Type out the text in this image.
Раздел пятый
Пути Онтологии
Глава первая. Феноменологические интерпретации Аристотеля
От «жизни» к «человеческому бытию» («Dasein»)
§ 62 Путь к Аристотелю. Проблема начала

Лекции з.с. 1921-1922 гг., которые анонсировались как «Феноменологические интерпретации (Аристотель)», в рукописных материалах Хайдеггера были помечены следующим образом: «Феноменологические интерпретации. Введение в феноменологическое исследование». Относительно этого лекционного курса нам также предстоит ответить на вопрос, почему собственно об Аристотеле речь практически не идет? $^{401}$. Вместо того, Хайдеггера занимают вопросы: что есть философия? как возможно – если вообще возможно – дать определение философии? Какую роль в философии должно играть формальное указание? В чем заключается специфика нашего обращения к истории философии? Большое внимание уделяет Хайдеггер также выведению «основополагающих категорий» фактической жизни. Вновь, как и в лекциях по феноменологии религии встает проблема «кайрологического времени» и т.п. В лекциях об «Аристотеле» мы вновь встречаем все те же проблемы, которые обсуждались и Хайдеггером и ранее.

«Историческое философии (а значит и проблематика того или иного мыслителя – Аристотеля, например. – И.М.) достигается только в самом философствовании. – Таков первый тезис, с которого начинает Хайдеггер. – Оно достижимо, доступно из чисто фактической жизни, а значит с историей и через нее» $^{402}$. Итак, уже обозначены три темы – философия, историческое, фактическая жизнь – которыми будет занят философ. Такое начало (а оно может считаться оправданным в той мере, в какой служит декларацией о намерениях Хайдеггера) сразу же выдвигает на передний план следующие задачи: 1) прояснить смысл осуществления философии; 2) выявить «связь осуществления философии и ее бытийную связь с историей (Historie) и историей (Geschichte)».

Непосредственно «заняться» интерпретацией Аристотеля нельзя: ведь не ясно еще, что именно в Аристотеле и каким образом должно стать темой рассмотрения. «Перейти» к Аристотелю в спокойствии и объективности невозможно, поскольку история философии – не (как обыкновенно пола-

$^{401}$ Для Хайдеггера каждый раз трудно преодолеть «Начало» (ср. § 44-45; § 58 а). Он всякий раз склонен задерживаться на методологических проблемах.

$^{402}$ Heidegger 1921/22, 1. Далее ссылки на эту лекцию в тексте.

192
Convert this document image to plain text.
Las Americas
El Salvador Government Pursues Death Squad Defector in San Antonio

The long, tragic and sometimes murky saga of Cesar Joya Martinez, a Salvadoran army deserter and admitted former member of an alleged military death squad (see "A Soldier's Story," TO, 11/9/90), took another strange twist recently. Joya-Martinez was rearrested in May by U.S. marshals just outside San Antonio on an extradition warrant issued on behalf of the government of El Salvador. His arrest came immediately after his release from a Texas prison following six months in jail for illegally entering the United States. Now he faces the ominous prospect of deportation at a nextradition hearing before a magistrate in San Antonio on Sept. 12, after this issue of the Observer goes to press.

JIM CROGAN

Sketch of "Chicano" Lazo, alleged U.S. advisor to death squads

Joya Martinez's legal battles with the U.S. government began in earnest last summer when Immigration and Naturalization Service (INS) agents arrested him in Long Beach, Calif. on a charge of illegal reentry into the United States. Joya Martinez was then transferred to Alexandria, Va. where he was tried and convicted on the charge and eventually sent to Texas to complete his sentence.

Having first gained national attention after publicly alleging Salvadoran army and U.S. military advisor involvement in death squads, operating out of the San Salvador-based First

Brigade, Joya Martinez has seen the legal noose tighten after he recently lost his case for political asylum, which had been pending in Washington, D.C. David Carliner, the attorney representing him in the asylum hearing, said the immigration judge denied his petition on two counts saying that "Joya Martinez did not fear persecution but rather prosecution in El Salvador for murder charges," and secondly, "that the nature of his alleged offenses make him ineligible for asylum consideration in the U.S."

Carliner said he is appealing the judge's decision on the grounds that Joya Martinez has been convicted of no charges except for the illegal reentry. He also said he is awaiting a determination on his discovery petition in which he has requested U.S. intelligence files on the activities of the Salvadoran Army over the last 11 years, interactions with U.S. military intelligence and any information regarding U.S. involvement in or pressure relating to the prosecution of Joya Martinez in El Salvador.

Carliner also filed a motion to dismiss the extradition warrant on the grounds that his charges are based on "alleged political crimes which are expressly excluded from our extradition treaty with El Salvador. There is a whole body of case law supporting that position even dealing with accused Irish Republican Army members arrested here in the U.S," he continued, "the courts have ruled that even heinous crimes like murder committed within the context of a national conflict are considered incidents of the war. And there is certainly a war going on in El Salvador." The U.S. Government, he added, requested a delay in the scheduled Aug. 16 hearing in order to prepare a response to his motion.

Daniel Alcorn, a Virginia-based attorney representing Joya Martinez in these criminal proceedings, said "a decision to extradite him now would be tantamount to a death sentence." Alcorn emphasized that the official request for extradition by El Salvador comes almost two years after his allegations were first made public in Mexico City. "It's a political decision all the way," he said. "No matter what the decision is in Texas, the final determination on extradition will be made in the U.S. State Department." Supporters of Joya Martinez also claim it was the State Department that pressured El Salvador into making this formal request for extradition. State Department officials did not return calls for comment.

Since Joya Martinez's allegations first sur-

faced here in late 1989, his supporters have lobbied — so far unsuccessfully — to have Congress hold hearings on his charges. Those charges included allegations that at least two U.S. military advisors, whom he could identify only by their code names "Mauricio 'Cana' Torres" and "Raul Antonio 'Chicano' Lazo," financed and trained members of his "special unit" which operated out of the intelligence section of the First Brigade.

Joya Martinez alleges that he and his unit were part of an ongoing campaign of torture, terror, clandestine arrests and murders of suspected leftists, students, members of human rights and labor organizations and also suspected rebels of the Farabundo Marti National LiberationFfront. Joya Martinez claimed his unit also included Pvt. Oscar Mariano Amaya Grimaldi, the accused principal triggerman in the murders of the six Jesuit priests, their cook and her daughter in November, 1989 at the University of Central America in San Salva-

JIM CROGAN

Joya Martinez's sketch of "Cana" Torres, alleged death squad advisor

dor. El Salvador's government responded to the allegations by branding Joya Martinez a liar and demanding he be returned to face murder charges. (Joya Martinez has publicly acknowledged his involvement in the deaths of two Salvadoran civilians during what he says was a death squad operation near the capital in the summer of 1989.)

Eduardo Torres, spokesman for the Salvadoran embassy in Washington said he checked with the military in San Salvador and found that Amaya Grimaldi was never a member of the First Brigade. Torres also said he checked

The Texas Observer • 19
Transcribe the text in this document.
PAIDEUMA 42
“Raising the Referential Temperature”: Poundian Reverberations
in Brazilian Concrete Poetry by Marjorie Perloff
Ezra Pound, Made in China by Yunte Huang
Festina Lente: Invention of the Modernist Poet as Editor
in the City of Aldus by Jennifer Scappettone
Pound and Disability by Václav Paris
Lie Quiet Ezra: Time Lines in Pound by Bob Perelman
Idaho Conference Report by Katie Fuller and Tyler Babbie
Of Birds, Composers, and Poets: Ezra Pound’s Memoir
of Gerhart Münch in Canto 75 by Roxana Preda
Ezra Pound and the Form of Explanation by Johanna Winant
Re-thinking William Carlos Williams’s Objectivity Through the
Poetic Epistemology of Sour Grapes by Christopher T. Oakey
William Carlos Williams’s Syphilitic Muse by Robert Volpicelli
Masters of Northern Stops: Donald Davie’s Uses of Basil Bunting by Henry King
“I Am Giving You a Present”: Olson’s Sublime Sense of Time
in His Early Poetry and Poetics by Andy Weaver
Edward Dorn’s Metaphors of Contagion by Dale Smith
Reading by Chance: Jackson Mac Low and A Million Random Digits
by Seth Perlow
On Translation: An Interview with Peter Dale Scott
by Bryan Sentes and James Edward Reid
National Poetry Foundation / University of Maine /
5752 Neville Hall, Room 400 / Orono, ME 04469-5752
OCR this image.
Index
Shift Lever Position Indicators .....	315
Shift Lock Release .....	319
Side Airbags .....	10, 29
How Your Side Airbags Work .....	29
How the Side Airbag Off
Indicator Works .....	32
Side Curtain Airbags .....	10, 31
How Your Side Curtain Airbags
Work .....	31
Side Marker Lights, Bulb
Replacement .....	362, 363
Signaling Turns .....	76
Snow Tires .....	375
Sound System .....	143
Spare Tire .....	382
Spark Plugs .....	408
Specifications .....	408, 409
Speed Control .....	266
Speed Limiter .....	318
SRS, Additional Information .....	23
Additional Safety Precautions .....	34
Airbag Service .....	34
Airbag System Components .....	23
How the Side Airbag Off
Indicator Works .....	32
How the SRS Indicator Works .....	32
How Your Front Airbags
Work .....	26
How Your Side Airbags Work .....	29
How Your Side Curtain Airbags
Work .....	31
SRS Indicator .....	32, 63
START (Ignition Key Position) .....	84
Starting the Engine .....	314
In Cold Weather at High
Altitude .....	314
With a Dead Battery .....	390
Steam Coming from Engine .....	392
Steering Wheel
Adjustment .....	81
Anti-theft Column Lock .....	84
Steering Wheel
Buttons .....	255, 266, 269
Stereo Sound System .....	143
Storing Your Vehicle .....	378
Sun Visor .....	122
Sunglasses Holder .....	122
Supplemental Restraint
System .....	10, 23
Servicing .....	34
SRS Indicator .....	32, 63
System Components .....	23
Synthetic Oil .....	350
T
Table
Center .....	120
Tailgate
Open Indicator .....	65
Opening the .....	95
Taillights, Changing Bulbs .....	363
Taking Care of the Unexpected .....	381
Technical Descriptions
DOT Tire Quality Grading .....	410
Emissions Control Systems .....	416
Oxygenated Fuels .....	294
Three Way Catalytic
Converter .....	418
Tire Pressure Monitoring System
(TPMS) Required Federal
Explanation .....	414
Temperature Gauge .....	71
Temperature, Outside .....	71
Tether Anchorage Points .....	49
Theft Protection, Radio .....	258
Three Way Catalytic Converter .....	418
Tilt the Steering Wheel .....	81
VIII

- - - - - - -

WHAT IS ASKED: Copy every line in the records above that contains the word "Explanation".

SOLUTION FOR THIS PROBLEM:
Ezra Pound and the Form of Explanation by Johanna Winant
Explanation .....	414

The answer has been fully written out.